## [Task to carry out]
Please transcribe the footnotes below word for word, keeping every number, Latin phrase and punctuation mark unchanged.

## [Text section]
2 "afflantur." On this term Hardouin remarks, "Siderantur. Sideratio morbi genus est, partem aliquam corporis, ipsumque ssepe totum corpus percutientis subito: quod quum repentino eveniat impetu, e cœlo vi quadam sideris evenire putatur." Lemaire, i. 317.
3 Cicero alludes to these opinions in his treatise De Divin. ii. 33; see also Aul. Gellius, ix. 7.
4 The heliotropium of the moderns has not the property here assigned to it, and it may be doubted whether it exists in any plant, except in a very slight and imperfect degree: the subject will be considered more fully in a subsequent part of the work, xxii. 29, where the author gives a more particular account of the heliotrope.
5 "conchyliorum;" this term appears to have been specifically applied to the animal from which the Tyrian dye was procured.
6 "soricum fibras;" Alexandre remarks on these words, "fibras jecoris intellige, id est, lobos infimos.....;" Lemaire, i. 318; but I do not see any ground for this interpretation.
7 It does not appear from what source our author derived this number; it is considerably greater than that stated by Ptolemy and the older astronomers. See the remarks of Hardouin and of Brotier; Lemaire. i. 319.
8 The Vergiliæ or Pleiades are not in the tail of the Bull, according to the celestial atlas of the moderns.

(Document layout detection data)
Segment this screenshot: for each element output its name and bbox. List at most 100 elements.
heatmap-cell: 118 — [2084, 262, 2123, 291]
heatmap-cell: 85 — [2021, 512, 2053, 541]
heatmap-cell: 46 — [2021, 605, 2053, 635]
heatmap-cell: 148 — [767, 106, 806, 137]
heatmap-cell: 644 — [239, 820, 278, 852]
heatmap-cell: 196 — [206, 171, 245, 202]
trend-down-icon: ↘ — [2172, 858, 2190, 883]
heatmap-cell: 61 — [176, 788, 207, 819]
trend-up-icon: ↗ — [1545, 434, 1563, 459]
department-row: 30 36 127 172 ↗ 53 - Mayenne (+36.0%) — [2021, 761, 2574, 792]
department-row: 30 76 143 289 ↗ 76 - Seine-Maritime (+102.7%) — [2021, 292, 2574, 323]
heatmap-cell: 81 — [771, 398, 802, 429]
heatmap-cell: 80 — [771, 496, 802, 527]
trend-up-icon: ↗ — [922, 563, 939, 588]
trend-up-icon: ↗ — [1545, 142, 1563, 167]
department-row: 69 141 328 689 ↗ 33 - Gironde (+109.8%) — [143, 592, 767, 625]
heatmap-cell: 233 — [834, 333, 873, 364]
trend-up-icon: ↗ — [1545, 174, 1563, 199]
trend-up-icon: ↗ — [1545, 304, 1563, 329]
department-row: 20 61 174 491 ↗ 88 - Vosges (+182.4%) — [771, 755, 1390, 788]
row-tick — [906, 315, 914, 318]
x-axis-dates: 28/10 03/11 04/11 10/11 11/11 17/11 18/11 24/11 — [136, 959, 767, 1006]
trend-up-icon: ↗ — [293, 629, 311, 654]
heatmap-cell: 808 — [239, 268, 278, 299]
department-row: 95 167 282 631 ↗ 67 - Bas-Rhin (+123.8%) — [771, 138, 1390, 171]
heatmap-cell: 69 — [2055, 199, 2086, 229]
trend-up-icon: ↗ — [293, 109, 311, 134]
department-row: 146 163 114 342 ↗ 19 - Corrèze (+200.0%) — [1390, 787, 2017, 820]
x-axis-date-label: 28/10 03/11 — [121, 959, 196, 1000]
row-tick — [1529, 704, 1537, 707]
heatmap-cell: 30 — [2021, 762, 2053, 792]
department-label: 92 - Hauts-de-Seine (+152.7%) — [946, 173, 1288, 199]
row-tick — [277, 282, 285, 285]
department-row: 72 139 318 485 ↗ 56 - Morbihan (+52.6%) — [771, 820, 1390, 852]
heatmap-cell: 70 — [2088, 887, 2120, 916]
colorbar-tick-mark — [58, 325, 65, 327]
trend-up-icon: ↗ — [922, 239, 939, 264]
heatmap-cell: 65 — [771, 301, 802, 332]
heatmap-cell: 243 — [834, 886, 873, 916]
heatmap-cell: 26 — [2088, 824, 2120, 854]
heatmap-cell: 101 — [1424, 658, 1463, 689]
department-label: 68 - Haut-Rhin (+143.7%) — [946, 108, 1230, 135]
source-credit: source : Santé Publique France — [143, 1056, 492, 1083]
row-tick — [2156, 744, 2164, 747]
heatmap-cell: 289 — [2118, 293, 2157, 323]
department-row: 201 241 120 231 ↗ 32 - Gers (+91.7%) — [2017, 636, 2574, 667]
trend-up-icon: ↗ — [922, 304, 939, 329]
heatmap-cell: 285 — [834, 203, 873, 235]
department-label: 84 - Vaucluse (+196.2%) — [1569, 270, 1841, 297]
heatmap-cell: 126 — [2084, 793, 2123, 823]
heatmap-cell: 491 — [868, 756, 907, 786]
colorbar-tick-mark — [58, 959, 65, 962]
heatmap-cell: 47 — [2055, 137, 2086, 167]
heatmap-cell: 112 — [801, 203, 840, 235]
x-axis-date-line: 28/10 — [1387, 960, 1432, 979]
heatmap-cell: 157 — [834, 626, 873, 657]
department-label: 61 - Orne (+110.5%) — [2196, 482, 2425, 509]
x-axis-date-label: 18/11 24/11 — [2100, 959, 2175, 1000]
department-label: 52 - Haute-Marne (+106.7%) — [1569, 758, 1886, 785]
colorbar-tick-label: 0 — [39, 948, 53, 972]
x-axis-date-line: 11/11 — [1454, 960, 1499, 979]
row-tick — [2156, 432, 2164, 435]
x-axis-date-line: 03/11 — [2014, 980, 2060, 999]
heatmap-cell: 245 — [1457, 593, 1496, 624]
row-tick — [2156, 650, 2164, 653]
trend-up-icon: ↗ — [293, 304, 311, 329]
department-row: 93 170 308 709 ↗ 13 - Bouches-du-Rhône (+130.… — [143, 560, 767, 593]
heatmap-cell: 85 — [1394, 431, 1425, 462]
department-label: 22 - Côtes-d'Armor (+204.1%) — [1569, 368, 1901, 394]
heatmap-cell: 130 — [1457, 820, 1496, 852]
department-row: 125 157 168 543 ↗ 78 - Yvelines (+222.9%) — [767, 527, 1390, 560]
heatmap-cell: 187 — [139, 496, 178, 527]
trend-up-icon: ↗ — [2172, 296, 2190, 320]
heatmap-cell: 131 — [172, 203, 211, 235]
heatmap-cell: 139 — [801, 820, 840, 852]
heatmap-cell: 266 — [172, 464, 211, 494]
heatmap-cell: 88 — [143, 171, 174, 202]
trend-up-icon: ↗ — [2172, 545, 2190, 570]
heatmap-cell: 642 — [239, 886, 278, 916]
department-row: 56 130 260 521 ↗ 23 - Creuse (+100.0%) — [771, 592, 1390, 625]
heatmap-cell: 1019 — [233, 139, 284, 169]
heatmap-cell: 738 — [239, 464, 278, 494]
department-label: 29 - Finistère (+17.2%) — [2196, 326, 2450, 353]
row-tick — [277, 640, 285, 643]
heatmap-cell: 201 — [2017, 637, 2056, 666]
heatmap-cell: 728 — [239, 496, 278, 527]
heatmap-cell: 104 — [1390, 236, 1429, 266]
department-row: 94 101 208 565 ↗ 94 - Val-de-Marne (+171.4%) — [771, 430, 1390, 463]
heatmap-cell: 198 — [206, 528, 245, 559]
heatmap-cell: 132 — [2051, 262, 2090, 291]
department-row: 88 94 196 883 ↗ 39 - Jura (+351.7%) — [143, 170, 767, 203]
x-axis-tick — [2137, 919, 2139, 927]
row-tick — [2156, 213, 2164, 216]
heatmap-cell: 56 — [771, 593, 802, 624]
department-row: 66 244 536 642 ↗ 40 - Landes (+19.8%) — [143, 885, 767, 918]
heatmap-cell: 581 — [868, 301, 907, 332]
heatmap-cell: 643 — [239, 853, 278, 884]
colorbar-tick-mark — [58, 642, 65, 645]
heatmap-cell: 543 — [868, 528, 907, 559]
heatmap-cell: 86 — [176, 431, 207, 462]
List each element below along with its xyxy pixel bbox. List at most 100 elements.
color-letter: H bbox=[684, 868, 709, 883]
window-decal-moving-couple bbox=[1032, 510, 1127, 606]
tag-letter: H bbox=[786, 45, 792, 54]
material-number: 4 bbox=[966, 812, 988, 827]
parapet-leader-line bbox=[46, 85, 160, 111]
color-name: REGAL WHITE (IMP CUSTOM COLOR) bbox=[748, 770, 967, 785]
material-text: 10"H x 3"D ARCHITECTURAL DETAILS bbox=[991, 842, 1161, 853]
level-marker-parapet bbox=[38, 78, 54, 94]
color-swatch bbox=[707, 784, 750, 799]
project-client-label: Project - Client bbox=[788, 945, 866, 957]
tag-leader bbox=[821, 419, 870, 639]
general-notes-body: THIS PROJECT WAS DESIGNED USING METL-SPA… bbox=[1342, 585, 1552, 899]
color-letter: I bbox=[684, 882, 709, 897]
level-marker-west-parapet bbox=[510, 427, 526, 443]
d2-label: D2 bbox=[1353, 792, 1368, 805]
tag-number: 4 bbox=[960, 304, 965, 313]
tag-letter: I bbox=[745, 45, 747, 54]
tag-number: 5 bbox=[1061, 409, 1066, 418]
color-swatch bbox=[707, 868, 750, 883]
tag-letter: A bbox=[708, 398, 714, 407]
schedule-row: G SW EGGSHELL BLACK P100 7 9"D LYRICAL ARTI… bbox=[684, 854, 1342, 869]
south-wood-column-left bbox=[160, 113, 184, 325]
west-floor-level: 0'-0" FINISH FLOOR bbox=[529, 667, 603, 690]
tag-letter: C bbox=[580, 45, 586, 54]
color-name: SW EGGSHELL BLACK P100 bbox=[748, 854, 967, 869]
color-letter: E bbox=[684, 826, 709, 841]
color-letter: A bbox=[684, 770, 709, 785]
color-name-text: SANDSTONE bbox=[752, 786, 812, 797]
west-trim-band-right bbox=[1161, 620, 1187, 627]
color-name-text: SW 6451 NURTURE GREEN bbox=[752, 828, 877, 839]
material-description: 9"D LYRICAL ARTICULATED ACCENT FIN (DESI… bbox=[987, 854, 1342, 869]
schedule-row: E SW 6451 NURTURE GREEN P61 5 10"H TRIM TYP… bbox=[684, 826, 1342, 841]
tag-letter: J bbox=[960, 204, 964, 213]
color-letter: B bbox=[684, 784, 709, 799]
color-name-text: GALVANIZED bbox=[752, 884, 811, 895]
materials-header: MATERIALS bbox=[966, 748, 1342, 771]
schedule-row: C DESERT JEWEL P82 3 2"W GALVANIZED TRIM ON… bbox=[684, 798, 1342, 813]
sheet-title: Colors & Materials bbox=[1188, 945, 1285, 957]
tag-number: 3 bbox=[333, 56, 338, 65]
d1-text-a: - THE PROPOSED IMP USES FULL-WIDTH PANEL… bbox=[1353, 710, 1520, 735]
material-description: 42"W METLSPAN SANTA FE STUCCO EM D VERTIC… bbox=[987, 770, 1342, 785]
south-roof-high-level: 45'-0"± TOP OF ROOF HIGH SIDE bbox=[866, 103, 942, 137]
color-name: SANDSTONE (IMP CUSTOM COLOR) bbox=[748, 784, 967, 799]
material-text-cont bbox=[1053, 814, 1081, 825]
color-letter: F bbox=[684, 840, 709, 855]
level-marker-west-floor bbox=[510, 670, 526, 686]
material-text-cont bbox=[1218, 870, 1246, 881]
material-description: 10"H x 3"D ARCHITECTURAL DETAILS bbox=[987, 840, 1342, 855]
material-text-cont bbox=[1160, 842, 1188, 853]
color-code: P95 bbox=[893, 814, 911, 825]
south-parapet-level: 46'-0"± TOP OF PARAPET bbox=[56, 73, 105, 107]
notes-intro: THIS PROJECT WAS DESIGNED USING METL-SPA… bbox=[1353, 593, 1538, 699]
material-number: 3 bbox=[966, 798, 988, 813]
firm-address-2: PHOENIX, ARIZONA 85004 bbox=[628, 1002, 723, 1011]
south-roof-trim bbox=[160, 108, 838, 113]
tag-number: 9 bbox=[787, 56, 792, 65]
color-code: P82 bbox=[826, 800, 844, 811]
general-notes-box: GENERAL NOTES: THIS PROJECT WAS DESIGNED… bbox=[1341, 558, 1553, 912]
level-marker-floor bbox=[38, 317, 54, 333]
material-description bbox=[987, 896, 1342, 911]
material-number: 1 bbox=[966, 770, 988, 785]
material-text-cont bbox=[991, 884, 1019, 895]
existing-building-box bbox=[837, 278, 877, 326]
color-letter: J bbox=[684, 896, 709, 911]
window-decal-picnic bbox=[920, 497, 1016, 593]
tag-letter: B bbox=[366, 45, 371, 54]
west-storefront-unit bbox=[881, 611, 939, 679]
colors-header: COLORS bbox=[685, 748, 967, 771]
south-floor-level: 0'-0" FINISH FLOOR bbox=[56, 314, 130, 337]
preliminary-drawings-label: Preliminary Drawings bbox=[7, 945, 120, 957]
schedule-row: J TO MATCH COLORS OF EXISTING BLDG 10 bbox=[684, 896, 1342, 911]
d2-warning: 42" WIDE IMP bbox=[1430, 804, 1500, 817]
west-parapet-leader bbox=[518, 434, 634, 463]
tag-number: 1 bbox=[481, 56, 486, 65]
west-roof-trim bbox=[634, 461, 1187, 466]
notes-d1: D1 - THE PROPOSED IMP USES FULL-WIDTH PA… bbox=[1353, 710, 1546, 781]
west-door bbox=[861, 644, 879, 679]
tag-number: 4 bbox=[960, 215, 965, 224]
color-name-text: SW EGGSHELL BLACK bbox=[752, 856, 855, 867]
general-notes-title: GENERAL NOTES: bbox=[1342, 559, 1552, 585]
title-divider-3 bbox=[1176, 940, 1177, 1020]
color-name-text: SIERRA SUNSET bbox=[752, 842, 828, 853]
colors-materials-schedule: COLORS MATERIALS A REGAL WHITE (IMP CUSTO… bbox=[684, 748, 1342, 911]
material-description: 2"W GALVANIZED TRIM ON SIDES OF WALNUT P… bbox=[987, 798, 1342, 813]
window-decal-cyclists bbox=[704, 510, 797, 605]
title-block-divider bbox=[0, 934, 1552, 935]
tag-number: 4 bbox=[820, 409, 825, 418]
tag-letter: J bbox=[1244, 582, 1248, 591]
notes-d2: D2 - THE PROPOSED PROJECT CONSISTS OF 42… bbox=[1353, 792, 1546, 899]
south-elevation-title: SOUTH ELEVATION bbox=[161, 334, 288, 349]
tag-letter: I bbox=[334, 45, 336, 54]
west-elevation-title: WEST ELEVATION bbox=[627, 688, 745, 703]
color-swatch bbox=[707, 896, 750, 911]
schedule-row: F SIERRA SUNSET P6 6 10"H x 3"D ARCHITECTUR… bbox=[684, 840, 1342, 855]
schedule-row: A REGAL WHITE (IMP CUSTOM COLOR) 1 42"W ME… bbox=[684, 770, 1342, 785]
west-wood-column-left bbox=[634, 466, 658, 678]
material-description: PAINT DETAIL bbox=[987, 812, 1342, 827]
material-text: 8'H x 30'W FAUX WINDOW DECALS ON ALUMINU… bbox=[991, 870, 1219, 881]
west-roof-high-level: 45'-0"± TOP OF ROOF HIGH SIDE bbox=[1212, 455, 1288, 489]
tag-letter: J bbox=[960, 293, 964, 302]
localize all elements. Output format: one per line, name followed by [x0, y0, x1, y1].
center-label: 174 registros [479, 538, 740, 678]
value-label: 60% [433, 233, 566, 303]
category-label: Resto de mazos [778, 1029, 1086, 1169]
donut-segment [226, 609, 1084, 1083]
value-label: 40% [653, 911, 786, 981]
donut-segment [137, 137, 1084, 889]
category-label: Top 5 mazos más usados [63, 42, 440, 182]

## [Answer area]
2 "afflantur." On this term Hardouin remarks, "Siderantur. Sideratio morbi genus est, partem aliquam corporis, ipsumque ssepe totum corpus percutientis subito: quod quum repentino eveniat impetu, e cœlo vi quadam sideris evenire putatur." Lemaire, i. 317.
3 Cicero alludes to these opinions in his treatise De Divin. ii. 33; see also Aul. Gellius, ix. 7.
4 The heliotropium of the moderns has not the property here assigned to it, and it may be doubted whether it exists in any plant, except in a very slight and imperfect degree: the subject will be considered more fully in a subsequent part of the work, xxii. 29, where the author gives a more particular account of the heliotrope.
5 "conchyliorum;" this term appears to have been specifically applied to the animal from which the Tyrian dye was procured.
6 "soricum fibras;" Alexandre remarks on these words, "fibras jecoris intellige, id est, lobos infimos.....;" Lemaire, i. 318; but I do not see any ground for this interpretation.
7 It does not appear from what source our author derived this number; it is considerably greater than that stated by Ptolemy and the older astronomers. See the remarks of Hardouin and of Brotier; Lemaire. i. 319.
8 The Vergiliæ or Pleiades are not in the tail of the Bull, according to the celestial atlas of the moderns.